[Start]

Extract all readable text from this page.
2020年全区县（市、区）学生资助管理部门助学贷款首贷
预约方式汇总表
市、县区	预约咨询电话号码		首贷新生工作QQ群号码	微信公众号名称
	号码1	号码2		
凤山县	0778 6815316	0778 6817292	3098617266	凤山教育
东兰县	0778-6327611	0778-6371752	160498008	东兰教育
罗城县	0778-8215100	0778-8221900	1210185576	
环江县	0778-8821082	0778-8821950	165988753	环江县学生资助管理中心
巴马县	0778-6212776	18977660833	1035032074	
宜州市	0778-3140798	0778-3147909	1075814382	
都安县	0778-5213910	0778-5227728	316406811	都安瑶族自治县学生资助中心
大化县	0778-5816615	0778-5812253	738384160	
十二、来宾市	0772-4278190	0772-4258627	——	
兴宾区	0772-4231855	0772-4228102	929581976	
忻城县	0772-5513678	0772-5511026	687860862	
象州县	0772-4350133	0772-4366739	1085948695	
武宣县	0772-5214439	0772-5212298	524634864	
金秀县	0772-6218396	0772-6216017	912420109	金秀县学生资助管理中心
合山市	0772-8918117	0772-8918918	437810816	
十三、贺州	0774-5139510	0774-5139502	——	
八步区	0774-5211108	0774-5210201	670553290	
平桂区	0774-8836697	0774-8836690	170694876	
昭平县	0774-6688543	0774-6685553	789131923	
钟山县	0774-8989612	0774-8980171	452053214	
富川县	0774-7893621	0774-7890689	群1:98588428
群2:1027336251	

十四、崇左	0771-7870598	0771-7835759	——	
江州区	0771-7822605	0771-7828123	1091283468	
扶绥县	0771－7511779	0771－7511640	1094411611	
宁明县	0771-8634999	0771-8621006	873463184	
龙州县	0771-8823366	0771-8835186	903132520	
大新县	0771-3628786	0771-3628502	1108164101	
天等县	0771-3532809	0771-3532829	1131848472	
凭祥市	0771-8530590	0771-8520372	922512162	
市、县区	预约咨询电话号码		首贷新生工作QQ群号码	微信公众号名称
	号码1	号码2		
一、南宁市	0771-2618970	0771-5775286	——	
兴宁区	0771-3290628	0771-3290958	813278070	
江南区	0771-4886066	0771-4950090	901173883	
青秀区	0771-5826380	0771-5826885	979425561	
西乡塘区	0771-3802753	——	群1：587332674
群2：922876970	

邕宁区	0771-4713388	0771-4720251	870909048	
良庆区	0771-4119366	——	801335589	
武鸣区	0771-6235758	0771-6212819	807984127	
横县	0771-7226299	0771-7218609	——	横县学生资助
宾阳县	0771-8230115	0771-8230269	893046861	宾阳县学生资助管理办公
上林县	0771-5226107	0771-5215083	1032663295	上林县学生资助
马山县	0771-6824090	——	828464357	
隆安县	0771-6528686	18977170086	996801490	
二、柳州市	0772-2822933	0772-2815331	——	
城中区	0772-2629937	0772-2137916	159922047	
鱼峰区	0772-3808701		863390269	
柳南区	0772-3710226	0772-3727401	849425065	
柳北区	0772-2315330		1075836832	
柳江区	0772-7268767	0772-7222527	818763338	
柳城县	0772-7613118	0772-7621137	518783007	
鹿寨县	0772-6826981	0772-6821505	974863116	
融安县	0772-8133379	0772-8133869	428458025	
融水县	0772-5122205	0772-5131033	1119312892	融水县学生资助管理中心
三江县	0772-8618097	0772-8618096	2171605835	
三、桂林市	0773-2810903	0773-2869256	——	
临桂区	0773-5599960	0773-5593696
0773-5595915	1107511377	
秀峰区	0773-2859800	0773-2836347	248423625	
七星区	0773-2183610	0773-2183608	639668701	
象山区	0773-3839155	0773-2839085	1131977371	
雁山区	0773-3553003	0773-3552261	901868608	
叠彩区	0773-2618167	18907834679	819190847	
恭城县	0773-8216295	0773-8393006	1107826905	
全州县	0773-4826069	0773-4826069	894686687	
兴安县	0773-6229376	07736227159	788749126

[End]

**Instruction**
Extract each line of the listing above, copying it word for word.

**Written response**
Extract all readable text from this page.
2020年全区县（市、区）学生资助管理部门助学贷款首贷
预约方式汇总表
市、县区	预约咨询电话号码		首贷新生工作QQ群号码	微信公众号名称
	号码1	号码2		
凤山县	0778 6815316	0778 6817292	3098617266	凤山教育
东兰县	0778-6327611	0778-6371752	160498008	东兰教育
罗城县	0778-8215100	0778-8221900	1210185576	
环江县	0778-8821082	0778-8821950	165988753	环江县学生资助管理中心
巴马县	0778-6212776	18977660833	1035032074	
宜州市	0778-3140798	0778-3147909	1075814382	
都安县	0778-5213910	0778-5227728	316406811	都安瑶族自治县学生资助中心
大化县	0778-5816615	0778-5812253	738384160	
十二、来宾市	0772-4278190	0772-4258627	——	
兴宾区	0772-4231855	0772-4228102	929581976	
忻城县	0772-5513678	0772-5511026	687860862	
象州县	0772-4350133	0772-4366739	1085948695	
武宣县	0772-5214439	0772-5212298	524634864	
金秀县	0772-6218396	0772-6216017	912420109	金秀县学生资助管理中心
合山市	0772-8918117	0772-8918918	437810816	
十三、贺州	0774-5139510	0774-5139502	——	
八步区	0774-5211108	0774-5210201	670553290	
平桂区	0774-8836697	0774-8836690	170694876	
昭平县	0774-6688543	0774-6685553	789131923	
钟山县	0774-8989612	0774-8980171	452053214	
富川县	0774-7893621	0774-7890689	群1:98588428
群2:1027336251	

十四、崇左	0771-7870598	0771-7835759	——	
江州区	0771-7822605	0771-7828123	1091283468	
扶绥县	0771－7511779	0771－7511640	1094411611	
宁明县	0771-8634999	0771-8621006	873463184	
龙州县	0771-8823366	0771-8835186	903132520	
大新县	0771-3628786	0771-3628502	1108164101	
天等县	0771-3532809	0771-3532829	1131848472	
凭祥市	0771-8530590	0771-8520372	922512162	
市、县区	预约咨询电话号码		首贷新生工作QQ群号码	微信公众号名称
	号码1	号码2		
一、南宁市	0771-2618970	0771-5775286	——	
兴宁区	0771-3290628	0771-3290958	813278070	
江南区	0771-4886066	0771-4950090	901173883	
青秀区	0771-5826380	0771-5826885	979425561	
西乡塘区	0771-3802753	——	群1：587332674
群2：922876970	

邕宁区	0771-4713388	0771-4720251	870909048	
良庆区	0771-4119366	——	801335589	
武鸣区	0771-6235758	0771-6212819	807984127	
横县	0771-7226299	0771-7218609	——	横县学生资助
宾阳县	0771-8230115	0771-8230269	893046861	宾阳县学生资助管理办公
上林县	0771-5226107	0771-5215083	1032663295	上林县学生资助
马山县	0771-6824090	——	828464357	
隆安县	0771-6528686	18977170086	996801490	
二、柳州市	0772-2822933	0772-2815331	——	
城中区	0772-2629937	0772-2137916	159922047	
鱼峰区	0772-3808701		863390269	
柳南区	0772-3710226	0772-3727401	849425065	
柳北区	0772-2315330		1075836832	
柳江区	0772-7268767	0772-7222527	818763338	
柳城县	0772-7613118	0772-7621137	518783007	
鹿寨县	0772-6826981	0772-6821505	974863116	
融安县	0772-8133379	0772-8133869	428458025	
融水县	0772-5122205	0772-5131033	1119312892	融水县学生资助管理中心
三江县	0772-8618097	0772-8618096	2171605835	
三、桂林市	0773-2810903	0773-2869256	——	
临桂区	0773-5599960	0773-5593696
0773-5595915	1107511377	
秀峰区	0773-2859800	0773-2836347	248423625	
七星区	0773-2183610	0773-2183608	639668701	
象山区	0773-3839155	0773-2839085	1131977371	
雁山区	0773-3553003	0773-3552261	901868608	
叠彩区	0773-2618167	18907834679	819190847	
恭城县	0773-8216295	0773-8393006	1107826905	
全州县	0773-4826069	0773-4826069	894686687	
兴安县	0773-6229376	07736227159	788749126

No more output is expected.